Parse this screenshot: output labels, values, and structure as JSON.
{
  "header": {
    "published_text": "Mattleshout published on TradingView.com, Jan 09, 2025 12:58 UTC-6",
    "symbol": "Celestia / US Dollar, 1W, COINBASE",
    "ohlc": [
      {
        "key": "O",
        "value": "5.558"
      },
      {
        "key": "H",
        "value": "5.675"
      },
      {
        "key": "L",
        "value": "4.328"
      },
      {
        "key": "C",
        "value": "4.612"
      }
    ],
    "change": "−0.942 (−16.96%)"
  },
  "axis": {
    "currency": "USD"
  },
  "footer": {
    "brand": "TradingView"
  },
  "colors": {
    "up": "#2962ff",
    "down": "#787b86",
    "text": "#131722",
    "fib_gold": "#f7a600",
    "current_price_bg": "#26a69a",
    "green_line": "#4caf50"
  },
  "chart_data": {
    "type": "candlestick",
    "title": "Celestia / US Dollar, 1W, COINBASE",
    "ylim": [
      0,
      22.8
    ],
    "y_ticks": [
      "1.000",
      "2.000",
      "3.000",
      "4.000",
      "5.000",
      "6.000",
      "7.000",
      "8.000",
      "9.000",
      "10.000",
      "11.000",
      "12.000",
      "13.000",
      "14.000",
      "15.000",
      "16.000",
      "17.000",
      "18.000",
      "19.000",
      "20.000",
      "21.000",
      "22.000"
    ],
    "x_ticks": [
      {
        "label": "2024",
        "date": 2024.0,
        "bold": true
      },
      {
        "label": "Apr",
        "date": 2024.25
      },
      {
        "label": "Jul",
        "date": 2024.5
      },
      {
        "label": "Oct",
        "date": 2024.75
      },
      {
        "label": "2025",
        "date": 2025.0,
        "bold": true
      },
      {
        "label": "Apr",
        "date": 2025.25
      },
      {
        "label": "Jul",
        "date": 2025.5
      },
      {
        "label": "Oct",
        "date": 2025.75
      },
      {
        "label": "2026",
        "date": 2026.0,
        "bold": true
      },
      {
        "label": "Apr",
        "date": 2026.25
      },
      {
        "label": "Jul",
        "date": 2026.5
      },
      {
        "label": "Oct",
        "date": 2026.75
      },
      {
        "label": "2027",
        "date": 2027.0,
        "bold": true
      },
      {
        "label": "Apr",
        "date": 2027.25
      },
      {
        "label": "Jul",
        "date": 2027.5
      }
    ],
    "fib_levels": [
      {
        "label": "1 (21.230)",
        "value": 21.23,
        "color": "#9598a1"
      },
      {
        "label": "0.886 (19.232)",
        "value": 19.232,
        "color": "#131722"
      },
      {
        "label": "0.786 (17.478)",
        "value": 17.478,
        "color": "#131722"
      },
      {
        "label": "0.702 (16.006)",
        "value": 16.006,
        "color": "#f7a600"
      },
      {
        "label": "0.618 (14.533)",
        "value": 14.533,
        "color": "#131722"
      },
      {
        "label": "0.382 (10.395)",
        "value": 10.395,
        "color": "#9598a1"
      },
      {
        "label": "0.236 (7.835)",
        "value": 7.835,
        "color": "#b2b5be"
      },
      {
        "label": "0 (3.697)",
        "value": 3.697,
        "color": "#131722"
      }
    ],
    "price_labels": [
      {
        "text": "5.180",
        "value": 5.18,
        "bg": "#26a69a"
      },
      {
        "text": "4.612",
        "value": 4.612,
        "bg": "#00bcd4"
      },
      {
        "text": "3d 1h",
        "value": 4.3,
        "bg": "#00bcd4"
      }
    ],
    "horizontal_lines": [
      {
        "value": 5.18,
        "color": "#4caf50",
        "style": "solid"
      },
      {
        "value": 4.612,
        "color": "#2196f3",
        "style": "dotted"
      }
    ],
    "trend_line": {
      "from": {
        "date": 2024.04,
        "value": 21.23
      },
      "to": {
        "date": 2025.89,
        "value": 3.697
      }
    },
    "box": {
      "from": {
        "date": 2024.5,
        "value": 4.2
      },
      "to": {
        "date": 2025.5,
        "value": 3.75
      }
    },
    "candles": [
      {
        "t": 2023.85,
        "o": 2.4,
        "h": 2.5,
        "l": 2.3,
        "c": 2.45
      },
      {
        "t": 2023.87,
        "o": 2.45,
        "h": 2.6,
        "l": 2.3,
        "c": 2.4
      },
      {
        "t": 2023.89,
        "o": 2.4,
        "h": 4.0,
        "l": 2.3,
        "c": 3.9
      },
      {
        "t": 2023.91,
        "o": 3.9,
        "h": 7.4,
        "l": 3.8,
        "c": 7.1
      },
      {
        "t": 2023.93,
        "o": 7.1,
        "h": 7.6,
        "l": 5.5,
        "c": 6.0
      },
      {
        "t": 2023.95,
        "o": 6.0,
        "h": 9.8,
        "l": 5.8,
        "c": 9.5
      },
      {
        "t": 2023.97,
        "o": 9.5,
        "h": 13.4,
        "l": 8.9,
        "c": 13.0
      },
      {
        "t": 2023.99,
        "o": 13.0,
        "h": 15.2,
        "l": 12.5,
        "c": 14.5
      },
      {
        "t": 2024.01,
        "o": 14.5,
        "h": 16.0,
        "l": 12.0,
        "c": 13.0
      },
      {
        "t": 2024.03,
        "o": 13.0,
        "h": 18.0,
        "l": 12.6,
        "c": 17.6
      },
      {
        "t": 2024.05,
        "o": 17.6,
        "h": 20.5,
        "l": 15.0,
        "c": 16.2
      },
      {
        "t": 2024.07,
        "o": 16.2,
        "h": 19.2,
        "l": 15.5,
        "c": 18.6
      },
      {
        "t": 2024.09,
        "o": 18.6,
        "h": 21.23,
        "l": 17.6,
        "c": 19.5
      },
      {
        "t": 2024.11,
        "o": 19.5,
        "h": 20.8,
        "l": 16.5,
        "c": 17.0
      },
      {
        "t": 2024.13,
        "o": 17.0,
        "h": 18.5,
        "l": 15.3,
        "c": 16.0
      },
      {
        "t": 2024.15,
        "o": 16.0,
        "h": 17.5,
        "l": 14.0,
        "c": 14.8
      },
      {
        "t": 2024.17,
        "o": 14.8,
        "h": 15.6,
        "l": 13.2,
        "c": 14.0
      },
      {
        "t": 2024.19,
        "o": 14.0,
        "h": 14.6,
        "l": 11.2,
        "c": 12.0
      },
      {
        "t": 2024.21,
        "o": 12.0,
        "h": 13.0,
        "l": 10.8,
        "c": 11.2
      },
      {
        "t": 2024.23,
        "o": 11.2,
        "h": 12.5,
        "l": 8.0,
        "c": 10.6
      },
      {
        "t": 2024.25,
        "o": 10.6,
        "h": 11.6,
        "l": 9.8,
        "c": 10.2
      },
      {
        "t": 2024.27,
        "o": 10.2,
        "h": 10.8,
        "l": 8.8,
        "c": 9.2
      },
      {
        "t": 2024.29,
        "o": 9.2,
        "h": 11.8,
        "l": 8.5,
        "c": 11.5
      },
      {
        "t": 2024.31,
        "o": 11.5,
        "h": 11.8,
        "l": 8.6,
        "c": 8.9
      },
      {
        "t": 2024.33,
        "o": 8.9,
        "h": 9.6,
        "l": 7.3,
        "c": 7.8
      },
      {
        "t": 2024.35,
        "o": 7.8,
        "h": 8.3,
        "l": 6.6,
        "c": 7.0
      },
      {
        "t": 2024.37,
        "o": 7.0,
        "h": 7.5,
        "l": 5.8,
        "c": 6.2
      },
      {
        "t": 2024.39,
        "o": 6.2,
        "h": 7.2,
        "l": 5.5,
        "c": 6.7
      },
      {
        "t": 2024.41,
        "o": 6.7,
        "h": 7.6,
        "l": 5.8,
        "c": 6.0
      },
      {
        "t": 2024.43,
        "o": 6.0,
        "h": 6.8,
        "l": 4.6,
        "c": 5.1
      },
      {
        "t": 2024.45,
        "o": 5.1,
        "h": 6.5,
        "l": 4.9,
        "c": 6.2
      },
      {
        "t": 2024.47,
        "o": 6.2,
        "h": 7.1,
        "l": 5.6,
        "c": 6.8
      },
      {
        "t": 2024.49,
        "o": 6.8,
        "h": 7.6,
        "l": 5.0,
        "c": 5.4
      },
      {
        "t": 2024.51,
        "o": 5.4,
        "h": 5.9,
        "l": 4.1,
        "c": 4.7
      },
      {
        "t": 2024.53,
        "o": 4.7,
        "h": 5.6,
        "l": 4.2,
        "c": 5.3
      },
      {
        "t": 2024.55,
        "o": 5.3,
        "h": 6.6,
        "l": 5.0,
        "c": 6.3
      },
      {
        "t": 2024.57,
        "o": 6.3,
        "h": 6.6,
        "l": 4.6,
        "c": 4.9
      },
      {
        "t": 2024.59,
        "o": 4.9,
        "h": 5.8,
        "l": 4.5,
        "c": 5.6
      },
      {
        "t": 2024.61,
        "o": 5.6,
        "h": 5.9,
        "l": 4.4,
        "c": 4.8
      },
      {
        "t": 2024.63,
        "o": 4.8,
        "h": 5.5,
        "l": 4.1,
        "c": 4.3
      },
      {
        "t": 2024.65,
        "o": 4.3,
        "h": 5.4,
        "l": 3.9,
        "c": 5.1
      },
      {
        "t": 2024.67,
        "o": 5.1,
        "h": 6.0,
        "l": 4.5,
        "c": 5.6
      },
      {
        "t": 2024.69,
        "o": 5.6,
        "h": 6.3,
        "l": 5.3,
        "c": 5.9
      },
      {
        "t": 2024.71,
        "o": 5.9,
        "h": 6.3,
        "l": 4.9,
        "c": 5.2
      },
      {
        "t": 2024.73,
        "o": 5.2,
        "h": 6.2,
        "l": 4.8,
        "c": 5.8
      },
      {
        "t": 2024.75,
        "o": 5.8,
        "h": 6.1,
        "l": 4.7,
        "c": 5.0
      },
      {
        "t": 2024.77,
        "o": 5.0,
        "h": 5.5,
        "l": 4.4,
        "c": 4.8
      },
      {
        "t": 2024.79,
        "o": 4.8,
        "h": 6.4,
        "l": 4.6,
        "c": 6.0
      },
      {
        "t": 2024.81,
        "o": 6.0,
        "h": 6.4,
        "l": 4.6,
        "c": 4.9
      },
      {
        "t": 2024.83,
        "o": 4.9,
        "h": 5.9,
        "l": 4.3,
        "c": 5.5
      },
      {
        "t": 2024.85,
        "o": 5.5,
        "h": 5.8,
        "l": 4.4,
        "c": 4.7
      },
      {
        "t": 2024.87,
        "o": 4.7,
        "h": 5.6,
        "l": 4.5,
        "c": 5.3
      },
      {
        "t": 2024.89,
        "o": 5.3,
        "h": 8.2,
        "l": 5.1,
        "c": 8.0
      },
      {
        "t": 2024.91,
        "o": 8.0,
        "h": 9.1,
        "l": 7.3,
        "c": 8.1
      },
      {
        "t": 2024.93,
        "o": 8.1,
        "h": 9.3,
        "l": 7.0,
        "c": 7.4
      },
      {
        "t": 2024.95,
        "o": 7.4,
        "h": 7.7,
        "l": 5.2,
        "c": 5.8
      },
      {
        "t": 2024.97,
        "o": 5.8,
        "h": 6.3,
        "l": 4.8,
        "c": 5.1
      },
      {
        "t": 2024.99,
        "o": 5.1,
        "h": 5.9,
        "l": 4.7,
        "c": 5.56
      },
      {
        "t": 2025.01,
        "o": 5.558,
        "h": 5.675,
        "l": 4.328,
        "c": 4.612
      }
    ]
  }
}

• _What to work on_: Determine how many lines of the material include the string "Celestia". Output only that count.

• _Task solution_: 2